### What you are asked to do
What follows is a block of records; reproduce all of it verbatim.

### Recorded data

+ + +

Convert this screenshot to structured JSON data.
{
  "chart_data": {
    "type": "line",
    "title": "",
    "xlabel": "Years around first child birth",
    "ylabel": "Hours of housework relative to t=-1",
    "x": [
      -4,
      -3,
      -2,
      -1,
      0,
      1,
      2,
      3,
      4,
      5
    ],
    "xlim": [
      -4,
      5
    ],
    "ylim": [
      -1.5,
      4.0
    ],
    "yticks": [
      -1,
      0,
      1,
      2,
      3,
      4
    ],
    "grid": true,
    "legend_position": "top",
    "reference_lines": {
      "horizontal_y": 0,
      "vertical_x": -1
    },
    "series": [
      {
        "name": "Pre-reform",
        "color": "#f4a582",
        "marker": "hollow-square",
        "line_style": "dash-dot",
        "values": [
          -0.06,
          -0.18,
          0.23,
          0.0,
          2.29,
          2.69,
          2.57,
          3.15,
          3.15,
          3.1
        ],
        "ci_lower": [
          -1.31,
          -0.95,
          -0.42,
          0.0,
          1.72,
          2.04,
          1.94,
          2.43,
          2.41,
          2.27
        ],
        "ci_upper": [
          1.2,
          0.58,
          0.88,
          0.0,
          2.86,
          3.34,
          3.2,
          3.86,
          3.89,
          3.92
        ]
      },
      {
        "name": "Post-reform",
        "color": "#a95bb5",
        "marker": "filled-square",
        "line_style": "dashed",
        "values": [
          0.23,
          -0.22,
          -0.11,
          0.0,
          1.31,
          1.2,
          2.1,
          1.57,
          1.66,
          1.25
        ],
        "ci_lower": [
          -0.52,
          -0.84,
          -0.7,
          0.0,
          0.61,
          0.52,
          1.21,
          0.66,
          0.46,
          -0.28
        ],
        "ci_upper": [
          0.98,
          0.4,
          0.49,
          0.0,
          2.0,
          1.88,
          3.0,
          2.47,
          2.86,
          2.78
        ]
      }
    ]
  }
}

+ + +

### Full solution
Convert this screenshot to structured JSON data.
{
  "chart_data": {
    "type": "line",
    "title": "",
    "xlabel": "Years around first child birth",
    "ylabel": "Hours of housework relative to t=-1",
    "x": [
      -4,
      -3,
      -2,
      -1,
      0,
      1,
      2,
      3,
      4,
      5
    ],
    "xlim": [
      -4,
      5
    ],
    "ylim": [
      -1.5,
      4.0
    ],
    "yticks": [
      -1,
      0,
      1,
      2,
      3,
      4
    ],
    "grid": true,
    "legend_position": "top",
    "reference_lines": {
      "horizontal_y": 0,
      "vertical_x": -1
    },
    "series": [
      {
        "name": "Pre-reform",
        "color": "#f4a582",
        "marker": "hollow-square",
        "line_style": "dash-dot",
        "values": [
          -0.06,
          -0.18,
          0.23,
          0.0,
          2.29,
          2.69,
          2.57,
          3.15,
          3.15,
          3.1
        ],
        "ci_lower": [
          -1.31,
          -0.95,
          -0.42,
          0.0,
          1.72,
          2.04,
          1.94,
          2.43,
          2.41,
          2.27
        ],
        "ci_upper": [
          1.2,
          0.58,
          0.88,
          0.0,
          2.86,
          3.34,
          3.2,
          3.86,
          3.89,
          3.92
        ]
      },
      {
        "name": "Post-reform",
        "color": "#a95bb5",
        "marker": "filled-square",
        "line_style": "dashed",
        "values": [
          0.23,
          -0.22,
          -0.11,
          0.0,
          1.31,
          1.2,
          2.1,
          1.57,
          1.66,
          1.25
        ],
        "ci_lower": [
          -0.52,
          -0.84,
          -0.7,
          0.0,
          0.61,
          0.52,
          1.21,
          0.66,
          0.46,
          -0.28
        ],
        "ci_upper": [
          0.98,
          0.4,
          0.49,
          0.0,
          2.0,
          1.88,
          3.0,
          2.47,
          2.86,
          2.78
        ]
      }
    ]
  }
}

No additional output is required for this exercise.